━━ MATERIALS PROVIDED ━━

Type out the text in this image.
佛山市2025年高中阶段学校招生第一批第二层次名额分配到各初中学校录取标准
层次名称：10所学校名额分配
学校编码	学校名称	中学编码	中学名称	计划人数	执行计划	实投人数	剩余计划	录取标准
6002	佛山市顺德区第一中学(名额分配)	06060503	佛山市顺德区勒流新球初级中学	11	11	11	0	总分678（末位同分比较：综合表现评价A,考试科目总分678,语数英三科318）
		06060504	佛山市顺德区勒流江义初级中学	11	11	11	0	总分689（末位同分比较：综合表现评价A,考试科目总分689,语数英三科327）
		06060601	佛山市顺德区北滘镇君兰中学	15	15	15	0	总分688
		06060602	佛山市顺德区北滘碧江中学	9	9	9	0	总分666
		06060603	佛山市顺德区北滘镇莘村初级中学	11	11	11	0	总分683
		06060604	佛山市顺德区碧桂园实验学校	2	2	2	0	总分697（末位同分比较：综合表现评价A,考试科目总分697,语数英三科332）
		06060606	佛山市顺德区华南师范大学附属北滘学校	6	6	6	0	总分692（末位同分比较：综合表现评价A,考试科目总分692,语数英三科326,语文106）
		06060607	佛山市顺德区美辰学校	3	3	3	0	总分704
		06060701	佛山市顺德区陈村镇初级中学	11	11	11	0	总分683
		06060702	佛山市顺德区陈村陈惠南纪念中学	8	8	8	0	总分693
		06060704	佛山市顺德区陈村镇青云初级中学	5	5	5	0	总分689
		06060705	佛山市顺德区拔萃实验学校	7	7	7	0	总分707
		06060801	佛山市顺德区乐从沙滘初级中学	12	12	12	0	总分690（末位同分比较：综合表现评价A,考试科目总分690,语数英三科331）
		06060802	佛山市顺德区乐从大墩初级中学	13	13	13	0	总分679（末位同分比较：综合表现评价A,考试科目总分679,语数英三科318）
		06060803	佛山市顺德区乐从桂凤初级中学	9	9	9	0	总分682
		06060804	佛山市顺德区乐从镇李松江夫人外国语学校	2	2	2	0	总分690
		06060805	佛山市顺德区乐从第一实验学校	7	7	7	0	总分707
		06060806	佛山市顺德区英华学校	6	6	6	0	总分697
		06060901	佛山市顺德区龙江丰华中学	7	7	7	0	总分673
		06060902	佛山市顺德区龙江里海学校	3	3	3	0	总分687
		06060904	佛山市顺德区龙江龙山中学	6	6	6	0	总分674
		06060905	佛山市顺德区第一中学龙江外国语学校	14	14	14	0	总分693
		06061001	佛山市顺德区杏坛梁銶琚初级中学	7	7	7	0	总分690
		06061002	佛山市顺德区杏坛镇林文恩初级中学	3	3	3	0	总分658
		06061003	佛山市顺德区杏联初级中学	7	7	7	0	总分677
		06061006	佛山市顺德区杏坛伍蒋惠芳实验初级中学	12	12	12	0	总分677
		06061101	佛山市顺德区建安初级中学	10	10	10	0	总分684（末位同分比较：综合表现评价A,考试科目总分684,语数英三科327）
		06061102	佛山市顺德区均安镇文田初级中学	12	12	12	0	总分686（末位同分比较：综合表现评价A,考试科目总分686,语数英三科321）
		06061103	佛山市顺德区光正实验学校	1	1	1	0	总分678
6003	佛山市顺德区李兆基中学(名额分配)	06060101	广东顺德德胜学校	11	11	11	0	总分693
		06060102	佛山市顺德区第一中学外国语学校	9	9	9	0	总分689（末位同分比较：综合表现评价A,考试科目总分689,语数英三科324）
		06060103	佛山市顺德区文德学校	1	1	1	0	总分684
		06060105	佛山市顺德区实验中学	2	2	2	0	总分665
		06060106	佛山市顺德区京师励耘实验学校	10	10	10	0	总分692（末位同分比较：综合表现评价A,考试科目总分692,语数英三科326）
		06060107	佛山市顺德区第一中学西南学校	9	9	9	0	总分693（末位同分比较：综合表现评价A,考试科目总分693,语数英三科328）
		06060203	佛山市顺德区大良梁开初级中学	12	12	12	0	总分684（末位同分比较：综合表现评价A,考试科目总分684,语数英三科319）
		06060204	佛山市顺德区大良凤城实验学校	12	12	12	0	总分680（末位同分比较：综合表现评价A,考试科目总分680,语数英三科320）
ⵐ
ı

━━━

§ TASK STATEMENT:
Reproduce all of the records exactly.

§ SOLUTION FOR THIS PROBLEM:
Type out the text in this image.
佛山市2025年高中阶段学校招生第一批第二层次名额分配到各初中学校录取标准
层次名称：10所学校名额分配
学校编码	学校名称	中学编码	中学名称	计划人数	执行计划	实投人数	剩余计划	录取标准
6002	佛山市顺德区第一中学(名额分配)	06060503	佛山市顺德区勒流新球初级中学	11	11	11	0	总分678（末位同分比较：综合表现评价A,考试科目总分678,语数英三科318）
		06060504	佛山市顺德区勒流江义初级中学	11	11	11	0	总分689（末位同分比较：综合表现评价A,考试科目总分689,语数英三科327）
		06060601	佛山市顺德区北滘镇君兰中学	15	15	15	0	总分688
		06060602	佛山市顺德区北滘碧江中学	9	9	9	0	总分666
		06060603	佛山市顺德区北滘镇莘村初级中学	11	11	11	0	总分683
		06060604	佛山市顺德区碧桂园实验学校	2	2	2	0	总分697（末位同分比较：综合表现评价A,考试科目总分697,语数英三科332）
		06060606	佛山市顺德区华南师范大学附属北滘学校	6	6	6	0	总分692（末位同分比较：综合表现评价A,考试科目总分692,语数英三科326,语文106）
		06060607	佛山市顺德区美辰学校	3	3	3	0	总分704
		06060701	佛山市顺德区陈村镇初级中学	11	11	11	0	总分683
		06060702	佛山市顺德区陈村陈惠南纪念中学	8	8	8	0	总分693
		06060704	佛山市顺德区陈村镇青云初级中学	5	5	5	0	总分689
		06060705	佛山市顺德区拔萃实验学校	7	7	7	0	总分707
		06060801	佛山市顺德区乐从沙滘初级中学	12	12	12	0	总分690（末位同分比较：综合表现评价A,考试科目总分690,语数英三科331）
		06060802	佛山市顺德区乐从大墩初级中学	13	13	13	0	总分679（末位同分比较：综合表现评价A,考试科目总分679,语数英三科318）
		06060803	佛山市顺德区乐从桂凤初级中学	9	9	9	0	总分682
		06060804	佛山市顺德区乐从镇李松江夫人外国语学校	2	2	2	0	总分690
		06060805	佛山市顺德区乐从第一实验学校	7	7	7	0	总分707
		06060806	佛山市顺德区英华学校	6	6	6	0	总分697
		06060901	佛山市顺德区龙江丰华中学	7	7	7	0	总分673
		06060902	佛山市顺德区龙江里海学校	3	3	3	0	总分687
		06060904	佛山市顺德区龙江龙山中学	6	6	6	0	总分674
		06060905	佛山市顺德区第一中学龙江外国语学校	14	14	14	0	总分693
		06061001	佛山市顺德区杏坛梁銶琚初级中学	7	7	7	0	总分690
		06061002	佛山市顺德区杏坛镇林文恩初级中学	3	3	3	0	总分658
		06061003	佛山市顺德区杏联初级中学	7	7	7	0	总分677
		06061006	佛山市顺德区杏坛伍蒋惠芳实验初级中学	12	12	12	0	总分677
		06061101	佛山市顺德区建安初级中学	10	10	10	0	总分684（末位同分比较：综合表现评价A,考试科目总分684,语数英三科327）
		06061102	佛山市顺德区均安镇文田初级中学	12	12	12	0	总分686（末位同分比较：综合表现评价A,考试科目总分686,语数英三科321）
		06061103	佛山市顺德区光正实验学校	1	1	1	0	总分678
6003	佛山市顺德区李兆基中学(名额分配)	06060101	广东顺德德胜学校	11	11	11	0	总分693
		06060102	佛山市顺德区第一中学外国语学校	9	9	9	0	总分689（末位同分比较：综合表现评价A,考试科目总分689,语数英三科324）
		06060103	佛山市顺德区文德学校	1	1	1	0	总分684
		06060105	佛山市顺德区实验中学	2	2	2	0	总分665
		06060106	佛山市顺德区京师励耘实验学校	10	10	10	0	总分692（末位同分比较：综合表现评价A,考试科目总分692,语数英三科326）
		06060107	佛山市顺德区第一中学西南学校	9	9	9	0	总分693（末位同分比较：综合表现评价A,考试科目总分693,语数英三科328）
		06060203	佛山市顺德区大良梁开初级中学	12	12	12	0	总分684（末位同分比较：综合表现评价A,考试科目总分684,语数英三科319）
		06060204	佛山市顺德区大良凤城实验学校	12	12	12	0	总分680（末位同分比较：综合表现评价A,考试科目总分680,语数英三科320）
ⵐ
ı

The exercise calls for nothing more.